**Directions for this task**
Repeat the listing that follows, character for character, minus the pictures.

**Stored rows**

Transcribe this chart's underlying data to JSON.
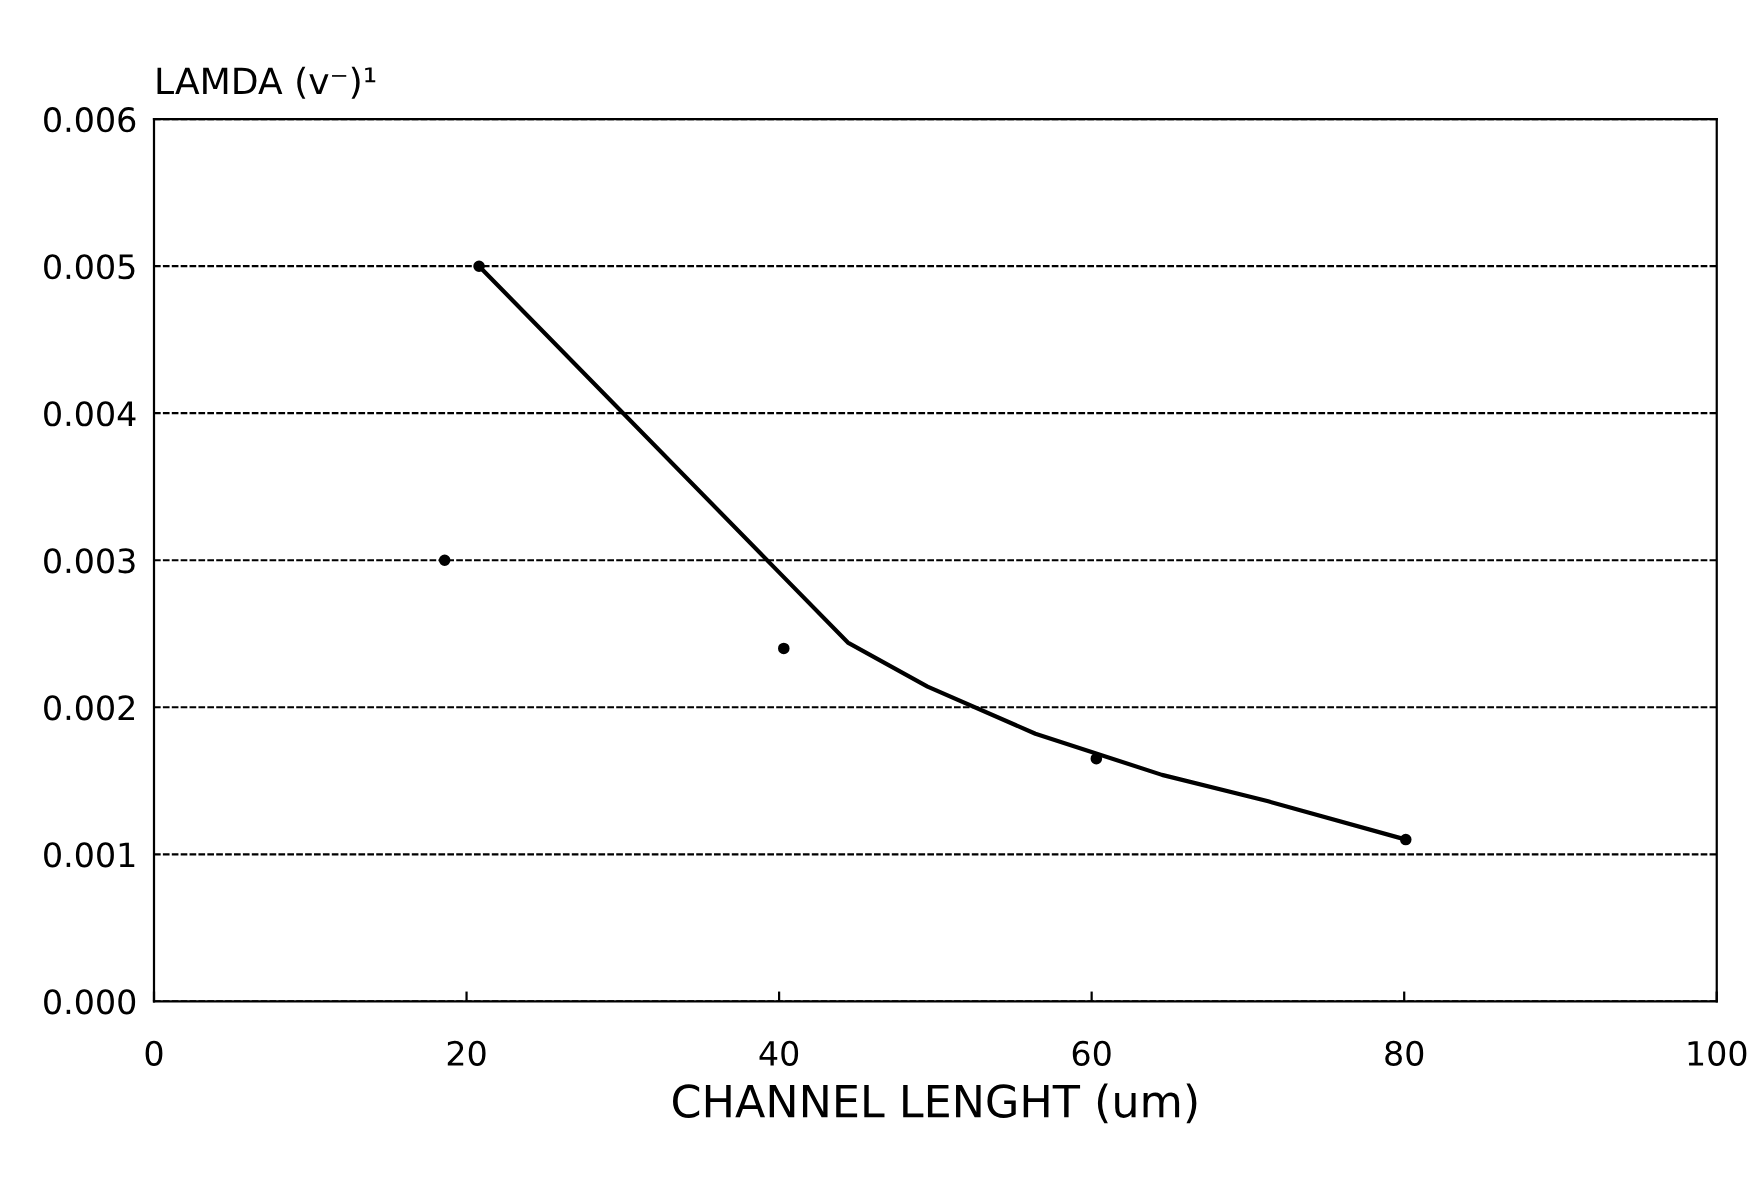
{
  "chart_data": {
    "type": "line",
    "xlabel": "CHANNEL LENGHT (um)",
    "ylabel": "LAMDA (v⁻)¹",
    "xlim": [
      0,
      100
    ],
    "xticks": [
      0,
      20,
      40,
      60,
      80,
      100
    ],
    "ylim": [
      0,
      0.006
    ],
    "yticks": [
      {
        "value": 0,
        "label": "0.000"
      },
      {
        "value": 0.001,
        "label": "0.001"
      },
      {
        "value": 0.002,
        "label": "0.002"
      },
      {
        "value": 0.003,
        "label": "0.003"
      },
      {
        "value": 0.004,
        "label": "0.004"
      },
      {
        "value": 0.005,
        "label": "0.005"
      },
      {
        "value": 0.006,
        "label": "0.006"
      }
    ],
    "grid": "y",
    "legend": false,
    "series": [
      {
        "color": "#000000",
        "marker": "none",
        "x": [
          20.8,
          39.7,
          44.4,
          49.5,
          56.4,
          64.5,
          71.3,
          80.1
        ],
        "values": [
          0.005,
          0.00295,
          0.00244,
          0.00214,
          0.00182,
          0.00154,
          0.00136,
          0.0011
        ]
      },
      {
        "type": "scatter",
        "color": "#000000",
        "marker": "circle",
        "x": [
          18.6,
          20.8,
          40.3,
          60.3,
          80.1
        ],
        "values": [
          0.003,
          0.005,
          0.0024,
          0.00165,
          0.0011
        ]
      }
    ]
  }
}
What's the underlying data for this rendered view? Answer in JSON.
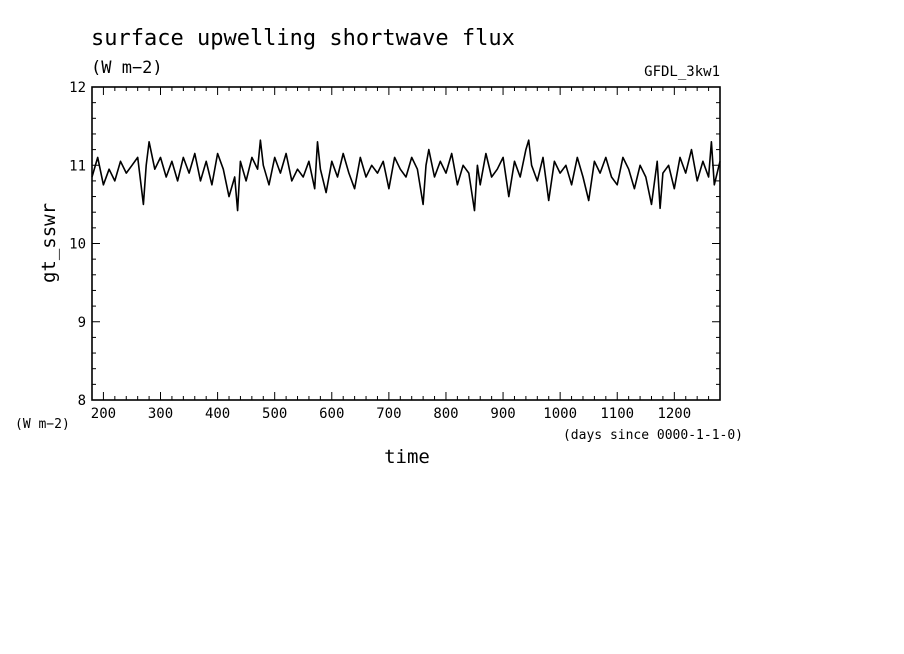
{
  "chart_data": {
    "type": "line",
    "title": "surface upwelling shortwave flux",
    "subtitle": "(W m−2)",
    "model_label": "GFDL_3kw1",
    "xlabel": "time",
    "x_units": "(days since 0000-1-1-0)",
    "ylabel": "gt_sswr",
    "y_units": "(W m−2)",
    "xlim": [
      180,
      1280
    ],
    "ylim": [
      8,
      12
    ],
    "x_ticks": [
      200,
      300,
      400,
      500,
      600,
      700,
      800,
      900,
      1000,
      1100,
      1200
    ],
    "y_ticks": [
      8,
      9,
      10,
      11,
      12
    ],
    "grid": false,
    "series": [
      {
        "color": "#000000",
        "x": [
          180,
          190,
          200,
          210,
          220,
          230,
          240,
          250,
          260,
          270,
          275,
          280,
          290,
          300,
          310,
          320,
          330,
          340,
          350,
          360,
          370,
          380,
          390,
          400,
          410,
          420,
          430,
          435,
          440,
          450,
          460,
          470,
          475,
          480,
          490,
          500,
          510,
          520,
          530,
          540,
          550,
          560,
          570,
          575,
          580,
          590,
          600,
          610,
          620,
          630,
          640,
          650,
          660,
          670,
          680,
          690,
          700,
          710,
          720,
          730,
          740,
          750,
          760,
          765,
          770,
          780,
          790,
          800,
          810,
          820,
          830,
          840,
          850,
          855,
          860,
          870,
          880,
          890,
          900,
          910,
          920,
          930,
          940,
          945,
          950,
          960,
          970,
          980,
          990,
          1000,
          1010,
          1020,
          1030,
          1040,
          1050,
          1060,
          1070,
          1080,
          1090,
          1100,
          1110,
          1120,
          1130,
          1140,
          1150,
          1160,
          1170,
          1175,
          1180,
          1190,
          1200,
          1210,
          1220,
          1230,
          1240,
          1250,
          1260,
          1265,
          1270,
          1280
        ],
        "y": [
          10.85,
          11.1,
          10.75,
          10.95,
          10.8,
          11.05,
          10.9,
          11.0,
          11.1,
          10.5,
          11.0,
          11.3,
          10.95,
          11.1,
          10.85,
          11.05,
          10.8,
          11.1,
          10.9,
          11.15,
          10.8,
          11.05,
          10.75,
          11.15,
          10.95,
          10.6,
          10.85,
          10.42,
          11.05,
          10.8,
          11.1,
          10.95,
          11.32,
          11.0,
          10.75,
          11.1,
          10.9,
          11.15,
          10.8,
          10.95,
          10.85,
          11.05,
          10.7,
          11.3,
          10.95,
          10.65,
          11.05,
          10.85,
          11.15,
          10.9,
          10.7,
          11.1,
          10.85,
          11.0,
          10.9,
          11.05,
          10.7,
          11.1,
          10.95,
          10.85,
          11.1,
          10.95,
          10.5,
          11.0,
          11.2,
          10.85,
          11.05,
          10.9,
          11.15,
          10.75,
          11.0,
          10.9,
          10.42,
          11.0,
          10.75,
          11.15,
          10.85,
          10.95,
          11.1,
          10.6,
          11.05,
          10.85,
          11.2,
          11.32,
          11.0,
          10.8,
          11.1,
          10.55,
          11.05,
          10.9,
          11.0,
          10.75,
          11.1,
          10.85,
          10.55,
          11.05,
          10.9,
          11.1,
          10.85,
          10.75,
          11.1,
          10.95,
          10.7,
          11.0,
          10.85,
          10.5,
          11.05,
          10.45,
          10.9,
          11.0,
          10.7,
          11.1,
          10.9,
          11.2,
          10.8,
          11.05,
          10.85,
          11.3,
          10.75,
          11.05
        ]
      }
    ]
  }
}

**Response to the task**
Transcribe this chart's underlying data to JSON.
{
  "chart_data": {
    "type": "line",
    "xlabel": "CHANNEL LENGHT (um)",
    "ylabel": "LAMDA (v⁻)¹",
    "xlim": [
      0,
      100
    ],
    "xticks": [
      0,
      20,
      40,
      60,
      80,
      100
    ],
    "ylim": [
      0,
      0.006
    ],
    "yticks": [
      {
        "value": 0,
        "label": "0.000"
      },
      {
        "value": 0.001,
        "label": "0.001"
      },
      {
        "value": 0.002,
        "label": "0.002"
      },
      {
        "value": 0.003,
        "label": "0.003"
      },
      {
        "value": 0.004,
        "label": "0.004"
      },
      {
        "value": 0.005,
        "label": "0.005"
      },
      {
        "value": 0.006,
        "label": "0.006"
      }
    ],
    "grid": "y",
    "legend": false,
    "series": [
      {
        "color": "#000000",
        "marker": "none",
        "x": [
          20.8,
          39.7,
          44.4,
          49.5,
          56.4,
          64.5,
          71.3,
          80.1
        ],
        "values": [
          0.005,
          0.00295,
          0.00244,
          0.00214,
          0.00182,
          0.00154,
          0.00136,
          0.0011
        ]
      },
      {
        "type": "scatter",
        "color": "#000000",
        "marker": "circle",
        "x": [
          18.6,
          20.8,
          40.3,
          60.3,
          80.1
        ],
        "values": [
          0.003,
          0.005,
          0.0024,
          0.00165,
          0.0011
        ]
      }
    ]
  }
}
What's the underlying data for this rendered view? Answer in JSON.
{
  "chart_data": {
    "type": "line",
    "title": "surface upwelling shortwave flux",
    "subtitle": "(W m−2)",
    "model_label": "GFDL_3kw1",
    "xlabel": "time",
    "x_units": "(days since 0000-1-1-0)",
    "ylabel": "gt_sswr",
    "y_units": "(W m−2)",
    "xlim": [
      180,
      1280
    ],
    "ylim": [
      8,
      12
    ],
    "x_ticks": [
      200,
      300,
      400,
      500,
      600,
      700,
      800,
      900,
      1000,
      1100,
      1200
    ],
    "y_ticks": [
      8,
      9,
      10,
      11,
      12
    ],
    "grid": false,
    "series": [
      {
        "color": "#000000",
        "x": [
          180,
          190,
          200,
          210,
          220,
          230,
          240,
          250,
          260,
          270,
          275,
          280,
          290,
          300,
          310,
          320,
          330,
          340,
          350,
          360,
          370,
          380,
          390,
          400,
          410,
          420,
          430,
          435,
          440,
          450,
          460,
          470,
          475,
          480,
          490,
          500,
          510,
          520,
          530,
          540,
          550,
          560,
          570,
          575,
          580,
          590,
          600,
          610,
          620,
          630,
          640,
          650,
          660,
          670,
          680,
          690,
          700,
          710,
          720,
          730,
          740,
          750,
          760,
          765,
          770,
          780,
          790,
          800,
          810,
          820,
          830,
          840,
          850,
          855,
          860,
          870,
          880,
          890,
          900,
          910,
          920,
          930,
          940,
          945,
          950,
          960,
          970,
          980,
          990,
          1000,
          1010,
          1020,
          1030,
          1040,
          1050,
          1060,
          1070,
          1080,
          1090,
          1100,
          1110,
          1120,
          1130,
          1140,
          1150,
          1160,
          1170,
          1175,
          1180,
          1190,
          1200,
          1210,
          1220,
          1230,
          1240,
          1250,
          1260,
          1265,
          1270,
          1280
        ],
        "y": [
          10.85,
          11.1,
          10.75,
          10.95,
          10.8,
          11.05,
          10.9,
          11.0,
          11.1,
          10.5,
          11.0,
          11.3,
          10.95,
          11.1,
          10.85,
          11.05,
          10.8,
          11.1,
          10.9,
          11.15,
          10.8,
          11.05,
          10.75,
          11.15,
          10.95,
          10.6,
          10.85,
          10.42,
          11.05,
          10.8,
          11.1,
          10.95,
          11.32,
          11.0,
          10.75,
          11.1,
          10.9,
          11.15,
          10.8,
          10.95,
          10.85,
          11.05,
          10.7,
          11.3,
          10.95,
          10.65,
          11.05,
          10.85,
          11.15,
          10.9,
          10.7,
          11.1,
          10.85,
          11.0,
          10.9,
          11.05,
          10.7,
          11.1,
          10.95,
          10.85,
          11.1,
          10.95,
          10.5,
          11.0,
          11.2,
          10.85,
          11.05,
          10.9,
          11.15,
          10.75,
          11.0,
          10.9,
          10.42,
          11.0,
          10.75,
          11.15,
          10.85,
          10.95,
          11.1,
          10.6,
          11.05,
          10.85,
          11.2,
          11.32,
          11.0,
          10.8,
          11.1,
          10.55,
          11.05,
          10.9,
          11.0,
          10.75,
          11.1,
          10.85,
          10.55,
          11.05,
          10.9,
          11.1,
          10.85,
          10.75,
          11.1,
          10.95,
          10.7,
          11.0,
          10.85,
          10.5,
          11.05,
          10.45,
          10.9,
          11.0,
          10.7,
          11.1,
          10.9,
          11.2,
          10.8,
          11.05,
          10.85,
          11.3,
          10.75,
          11.05
        ]
      }
    ]
  }
}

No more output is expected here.